• [Goal]
In the data below, locate each line with the word "Services" and list it.

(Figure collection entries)
.....
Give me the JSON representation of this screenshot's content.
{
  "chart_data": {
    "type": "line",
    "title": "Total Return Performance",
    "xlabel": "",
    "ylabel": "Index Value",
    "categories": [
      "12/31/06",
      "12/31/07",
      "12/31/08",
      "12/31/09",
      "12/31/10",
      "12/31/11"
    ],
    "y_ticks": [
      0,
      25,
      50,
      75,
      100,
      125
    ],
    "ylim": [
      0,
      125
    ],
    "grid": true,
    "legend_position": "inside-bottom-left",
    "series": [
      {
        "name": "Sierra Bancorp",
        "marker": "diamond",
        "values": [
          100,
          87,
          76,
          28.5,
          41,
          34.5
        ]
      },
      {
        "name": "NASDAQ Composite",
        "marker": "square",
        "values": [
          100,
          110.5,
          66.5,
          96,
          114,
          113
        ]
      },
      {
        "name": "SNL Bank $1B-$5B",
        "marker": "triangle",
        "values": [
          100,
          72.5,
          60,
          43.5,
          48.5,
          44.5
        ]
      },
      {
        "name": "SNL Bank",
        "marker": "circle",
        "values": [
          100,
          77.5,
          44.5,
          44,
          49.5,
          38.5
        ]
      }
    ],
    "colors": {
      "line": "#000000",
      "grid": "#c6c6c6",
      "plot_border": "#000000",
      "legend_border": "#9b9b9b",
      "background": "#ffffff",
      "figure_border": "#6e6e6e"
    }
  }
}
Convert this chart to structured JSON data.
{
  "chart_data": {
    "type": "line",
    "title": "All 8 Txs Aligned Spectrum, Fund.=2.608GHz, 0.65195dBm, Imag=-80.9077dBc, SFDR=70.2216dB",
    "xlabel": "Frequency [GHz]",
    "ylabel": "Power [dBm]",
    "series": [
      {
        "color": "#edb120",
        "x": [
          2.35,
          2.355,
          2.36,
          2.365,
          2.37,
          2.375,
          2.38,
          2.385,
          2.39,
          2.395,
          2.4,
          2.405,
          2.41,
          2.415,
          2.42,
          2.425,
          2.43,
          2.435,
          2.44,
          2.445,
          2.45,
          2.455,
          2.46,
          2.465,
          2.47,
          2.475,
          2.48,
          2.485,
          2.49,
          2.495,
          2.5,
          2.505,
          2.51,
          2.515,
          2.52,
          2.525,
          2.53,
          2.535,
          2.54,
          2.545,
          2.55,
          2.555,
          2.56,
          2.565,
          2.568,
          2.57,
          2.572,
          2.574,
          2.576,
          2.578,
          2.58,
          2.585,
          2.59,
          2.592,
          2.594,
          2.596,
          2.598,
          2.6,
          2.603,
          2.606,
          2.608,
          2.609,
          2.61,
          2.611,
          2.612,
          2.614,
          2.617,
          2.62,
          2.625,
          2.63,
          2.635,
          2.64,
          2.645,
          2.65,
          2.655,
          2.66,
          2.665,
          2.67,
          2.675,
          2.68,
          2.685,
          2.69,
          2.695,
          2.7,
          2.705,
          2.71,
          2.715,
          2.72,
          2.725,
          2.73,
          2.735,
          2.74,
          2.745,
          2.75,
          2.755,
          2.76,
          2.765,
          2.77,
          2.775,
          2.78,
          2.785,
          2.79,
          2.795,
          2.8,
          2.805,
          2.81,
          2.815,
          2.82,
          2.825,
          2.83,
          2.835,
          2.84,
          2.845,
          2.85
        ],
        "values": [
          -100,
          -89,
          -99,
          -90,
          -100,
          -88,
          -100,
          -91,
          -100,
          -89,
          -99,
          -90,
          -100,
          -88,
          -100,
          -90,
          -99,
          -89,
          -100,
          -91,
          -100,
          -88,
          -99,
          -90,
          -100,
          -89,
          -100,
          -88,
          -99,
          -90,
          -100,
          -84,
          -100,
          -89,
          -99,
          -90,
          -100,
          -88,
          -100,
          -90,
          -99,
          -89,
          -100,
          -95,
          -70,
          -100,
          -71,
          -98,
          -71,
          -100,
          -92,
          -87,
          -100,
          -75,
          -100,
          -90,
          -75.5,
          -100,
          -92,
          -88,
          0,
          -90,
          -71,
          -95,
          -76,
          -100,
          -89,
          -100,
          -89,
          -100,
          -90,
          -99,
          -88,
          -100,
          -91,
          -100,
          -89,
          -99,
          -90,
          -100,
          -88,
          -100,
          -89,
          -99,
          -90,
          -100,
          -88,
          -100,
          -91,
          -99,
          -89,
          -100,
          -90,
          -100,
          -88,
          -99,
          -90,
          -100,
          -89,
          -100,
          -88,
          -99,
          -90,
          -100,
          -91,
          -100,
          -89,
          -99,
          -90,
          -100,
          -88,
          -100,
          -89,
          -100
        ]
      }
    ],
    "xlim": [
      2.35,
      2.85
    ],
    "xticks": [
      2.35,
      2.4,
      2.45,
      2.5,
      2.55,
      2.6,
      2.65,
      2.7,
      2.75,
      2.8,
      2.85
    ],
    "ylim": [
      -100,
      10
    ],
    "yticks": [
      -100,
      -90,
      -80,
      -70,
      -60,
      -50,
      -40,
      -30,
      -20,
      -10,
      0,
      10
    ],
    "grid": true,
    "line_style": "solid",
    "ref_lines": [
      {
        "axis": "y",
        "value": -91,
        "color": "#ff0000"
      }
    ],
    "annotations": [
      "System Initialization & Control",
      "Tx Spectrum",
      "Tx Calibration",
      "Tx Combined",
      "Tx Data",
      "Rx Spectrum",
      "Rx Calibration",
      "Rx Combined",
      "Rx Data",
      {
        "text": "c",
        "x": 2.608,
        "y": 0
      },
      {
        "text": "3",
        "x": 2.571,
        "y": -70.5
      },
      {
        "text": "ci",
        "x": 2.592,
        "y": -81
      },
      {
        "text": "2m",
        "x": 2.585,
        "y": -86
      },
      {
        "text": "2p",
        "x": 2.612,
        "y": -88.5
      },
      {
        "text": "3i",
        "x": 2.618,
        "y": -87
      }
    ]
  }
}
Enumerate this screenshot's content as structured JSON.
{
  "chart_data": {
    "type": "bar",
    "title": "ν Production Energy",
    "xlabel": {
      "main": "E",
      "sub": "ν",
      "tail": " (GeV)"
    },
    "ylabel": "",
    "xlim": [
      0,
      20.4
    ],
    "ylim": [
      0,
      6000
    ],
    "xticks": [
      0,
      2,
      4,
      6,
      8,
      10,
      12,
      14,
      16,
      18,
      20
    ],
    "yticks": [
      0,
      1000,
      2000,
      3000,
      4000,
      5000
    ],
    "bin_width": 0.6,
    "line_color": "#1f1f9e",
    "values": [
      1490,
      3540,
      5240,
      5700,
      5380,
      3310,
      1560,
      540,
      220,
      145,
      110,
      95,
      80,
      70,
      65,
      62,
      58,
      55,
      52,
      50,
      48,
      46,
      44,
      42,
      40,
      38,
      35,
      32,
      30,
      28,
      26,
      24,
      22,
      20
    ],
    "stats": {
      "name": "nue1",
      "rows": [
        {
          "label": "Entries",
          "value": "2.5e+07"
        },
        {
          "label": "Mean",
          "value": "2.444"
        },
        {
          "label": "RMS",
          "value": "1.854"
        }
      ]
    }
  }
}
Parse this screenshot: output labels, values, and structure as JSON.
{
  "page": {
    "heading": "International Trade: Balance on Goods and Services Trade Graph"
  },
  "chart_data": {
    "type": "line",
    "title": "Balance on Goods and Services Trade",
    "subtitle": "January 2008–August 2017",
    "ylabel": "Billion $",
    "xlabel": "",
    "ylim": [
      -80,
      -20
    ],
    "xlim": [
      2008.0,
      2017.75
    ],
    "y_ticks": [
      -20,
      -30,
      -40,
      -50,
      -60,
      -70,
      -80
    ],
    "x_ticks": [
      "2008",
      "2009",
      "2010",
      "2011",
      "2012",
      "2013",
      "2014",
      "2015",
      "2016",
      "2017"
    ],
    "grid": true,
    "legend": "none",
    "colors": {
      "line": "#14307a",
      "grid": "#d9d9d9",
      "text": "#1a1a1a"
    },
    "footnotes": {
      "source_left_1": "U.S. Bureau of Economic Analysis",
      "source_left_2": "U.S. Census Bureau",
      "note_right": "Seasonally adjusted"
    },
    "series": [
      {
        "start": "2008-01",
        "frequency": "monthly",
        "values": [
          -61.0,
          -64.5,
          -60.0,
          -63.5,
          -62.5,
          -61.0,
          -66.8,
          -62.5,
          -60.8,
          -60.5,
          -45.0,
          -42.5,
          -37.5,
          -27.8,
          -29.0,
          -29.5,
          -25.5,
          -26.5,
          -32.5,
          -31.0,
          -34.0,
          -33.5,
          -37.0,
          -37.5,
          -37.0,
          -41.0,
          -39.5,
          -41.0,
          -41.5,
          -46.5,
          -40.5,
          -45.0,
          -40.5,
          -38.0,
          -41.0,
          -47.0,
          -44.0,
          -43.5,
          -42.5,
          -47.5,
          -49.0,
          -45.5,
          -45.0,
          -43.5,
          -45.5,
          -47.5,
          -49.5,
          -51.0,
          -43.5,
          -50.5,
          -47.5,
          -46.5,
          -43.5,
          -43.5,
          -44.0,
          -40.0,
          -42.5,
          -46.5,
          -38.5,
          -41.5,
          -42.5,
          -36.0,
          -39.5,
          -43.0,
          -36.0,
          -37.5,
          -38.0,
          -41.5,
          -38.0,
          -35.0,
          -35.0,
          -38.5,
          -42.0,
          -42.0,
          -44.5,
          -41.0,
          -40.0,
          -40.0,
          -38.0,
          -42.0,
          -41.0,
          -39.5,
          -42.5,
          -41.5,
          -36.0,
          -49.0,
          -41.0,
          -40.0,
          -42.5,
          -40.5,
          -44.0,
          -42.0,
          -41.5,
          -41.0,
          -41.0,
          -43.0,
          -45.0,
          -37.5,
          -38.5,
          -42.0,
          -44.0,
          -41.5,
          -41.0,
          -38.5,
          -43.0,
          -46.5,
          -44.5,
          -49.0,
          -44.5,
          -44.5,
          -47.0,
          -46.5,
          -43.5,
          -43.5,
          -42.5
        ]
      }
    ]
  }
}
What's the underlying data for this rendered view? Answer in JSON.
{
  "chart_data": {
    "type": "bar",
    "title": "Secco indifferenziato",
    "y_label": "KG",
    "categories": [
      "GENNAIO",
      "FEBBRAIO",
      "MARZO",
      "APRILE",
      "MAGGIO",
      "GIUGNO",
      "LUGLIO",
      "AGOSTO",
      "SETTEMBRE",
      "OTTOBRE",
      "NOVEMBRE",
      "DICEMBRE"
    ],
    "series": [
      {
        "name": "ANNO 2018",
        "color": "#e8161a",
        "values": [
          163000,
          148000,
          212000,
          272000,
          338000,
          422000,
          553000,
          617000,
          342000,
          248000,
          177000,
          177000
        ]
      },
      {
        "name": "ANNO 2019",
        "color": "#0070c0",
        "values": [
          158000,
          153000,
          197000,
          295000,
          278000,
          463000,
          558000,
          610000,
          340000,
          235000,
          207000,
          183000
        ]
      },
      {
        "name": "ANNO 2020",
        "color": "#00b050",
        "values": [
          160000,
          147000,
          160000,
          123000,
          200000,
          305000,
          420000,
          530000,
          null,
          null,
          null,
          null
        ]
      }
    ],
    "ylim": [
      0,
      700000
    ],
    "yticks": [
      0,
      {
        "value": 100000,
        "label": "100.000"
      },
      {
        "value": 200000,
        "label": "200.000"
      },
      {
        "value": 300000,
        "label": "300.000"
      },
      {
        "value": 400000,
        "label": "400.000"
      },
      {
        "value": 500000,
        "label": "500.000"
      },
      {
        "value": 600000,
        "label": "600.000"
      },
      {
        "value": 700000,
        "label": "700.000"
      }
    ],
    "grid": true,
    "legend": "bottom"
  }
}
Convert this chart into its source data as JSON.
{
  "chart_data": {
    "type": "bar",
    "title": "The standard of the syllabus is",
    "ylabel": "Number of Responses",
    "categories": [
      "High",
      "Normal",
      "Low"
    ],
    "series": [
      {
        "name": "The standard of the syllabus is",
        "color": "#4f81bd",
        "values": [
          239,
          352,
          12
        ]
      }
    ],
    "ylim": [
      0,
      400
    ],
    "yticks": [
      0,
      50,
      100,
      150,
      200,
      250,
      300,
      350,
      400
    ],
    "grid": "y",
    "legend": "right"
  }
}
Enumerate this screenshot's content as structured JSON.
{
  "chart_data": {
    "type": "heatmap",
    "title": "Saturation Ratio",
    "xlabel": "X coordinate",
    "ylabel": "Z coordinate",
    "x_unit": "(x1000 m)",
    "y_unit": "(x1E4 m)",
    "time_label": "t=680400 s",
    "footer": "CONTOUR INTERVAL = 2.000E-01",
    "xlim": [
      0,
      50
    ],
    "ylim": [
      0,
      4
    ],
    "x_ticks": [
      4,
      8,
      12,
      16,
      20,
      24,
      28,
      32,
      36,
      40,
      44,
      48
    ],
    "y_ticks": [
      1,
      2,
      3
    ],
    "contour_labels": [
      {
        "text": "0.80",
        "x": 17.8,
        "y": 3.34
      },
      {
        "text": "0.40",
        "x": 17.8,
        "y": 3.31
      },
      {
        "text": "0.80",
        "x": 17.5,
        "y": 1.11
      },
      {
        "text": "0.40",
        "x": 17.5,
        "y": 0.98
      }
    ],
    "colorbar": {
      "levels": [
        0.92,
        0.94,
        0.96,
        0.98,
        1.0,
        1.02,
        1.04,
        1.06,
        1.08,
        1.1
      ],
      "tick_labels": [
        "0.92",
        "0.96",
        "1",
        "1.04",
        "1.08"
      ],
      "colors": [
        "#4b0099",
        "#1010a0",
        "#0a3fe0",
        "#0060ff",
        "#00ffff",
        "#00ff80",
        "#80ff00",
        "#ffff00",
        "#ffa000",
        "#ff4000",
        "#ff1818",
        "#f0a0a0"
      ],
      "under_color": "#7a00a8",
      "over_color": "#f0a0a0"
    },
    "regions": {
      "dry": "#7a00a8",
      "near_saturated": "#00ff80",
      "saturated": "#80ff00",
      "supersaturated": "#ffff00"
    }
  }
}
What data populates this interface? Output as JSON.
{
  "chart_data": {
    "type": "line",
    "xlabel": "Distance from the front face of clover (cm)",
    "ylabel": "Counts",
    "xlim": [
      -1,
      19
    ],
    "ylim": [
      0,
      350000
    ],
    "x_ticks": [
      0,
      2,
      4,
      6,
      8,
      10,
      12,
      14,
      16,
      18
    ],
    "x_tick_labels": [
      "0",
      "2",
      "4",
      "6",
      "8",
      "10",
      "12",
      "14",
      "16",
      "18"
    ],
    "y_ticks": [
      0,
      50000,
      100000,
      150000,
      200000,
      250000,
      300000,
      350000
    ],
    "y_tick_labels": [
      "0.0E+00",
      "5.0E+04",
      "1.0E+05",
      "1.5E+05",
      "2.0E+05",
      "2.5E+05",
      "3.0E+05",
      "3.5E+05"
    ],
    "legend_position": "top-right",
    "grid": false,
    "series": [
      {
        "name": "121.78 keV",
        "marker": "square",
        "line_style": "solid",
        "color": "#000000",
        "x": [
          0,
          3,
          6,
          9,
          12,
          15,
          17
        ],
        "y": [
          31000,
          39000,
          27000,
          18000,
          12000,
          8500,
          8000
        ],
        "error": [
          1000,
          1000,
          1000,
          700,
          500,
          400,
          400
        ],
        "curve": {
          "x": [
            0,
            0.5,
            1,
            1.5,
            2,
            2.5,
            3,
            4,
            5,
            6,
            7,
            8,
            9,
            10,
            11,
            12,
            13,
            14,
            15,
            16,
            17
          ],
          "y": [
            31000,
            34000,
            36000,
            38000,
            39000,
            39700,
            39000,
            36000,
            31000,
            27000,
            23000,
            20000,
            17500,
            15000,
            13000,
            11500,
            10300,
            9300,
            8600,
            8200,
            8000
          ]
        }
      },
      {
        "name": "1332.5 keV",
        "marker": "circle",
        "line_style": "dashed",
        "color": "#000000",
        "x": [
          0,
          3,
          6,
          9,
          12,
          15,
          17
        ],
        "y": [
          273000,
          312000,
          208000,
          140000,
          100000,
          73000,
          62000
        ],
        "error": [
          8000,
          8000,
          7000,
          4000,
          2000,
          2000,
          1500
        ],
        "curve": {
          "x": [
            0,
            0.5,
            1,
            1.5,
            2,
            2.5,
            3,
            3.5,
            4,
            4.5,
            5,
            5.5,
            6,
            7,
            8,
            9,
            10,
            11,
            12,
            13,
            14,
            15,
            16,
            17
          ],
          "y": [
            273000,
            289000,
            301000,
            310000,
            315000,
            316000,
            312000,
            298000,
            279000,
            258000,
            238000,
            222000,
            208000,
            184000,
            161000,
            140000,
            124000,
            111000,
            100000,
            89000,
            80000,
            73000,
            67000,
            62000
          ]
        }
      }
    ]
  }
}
.....
• [Worked answer]
    "heading": "International Trade: Balance on Goods and Services Trade Graph"
    "title": "Balance on Goods and Services Trade",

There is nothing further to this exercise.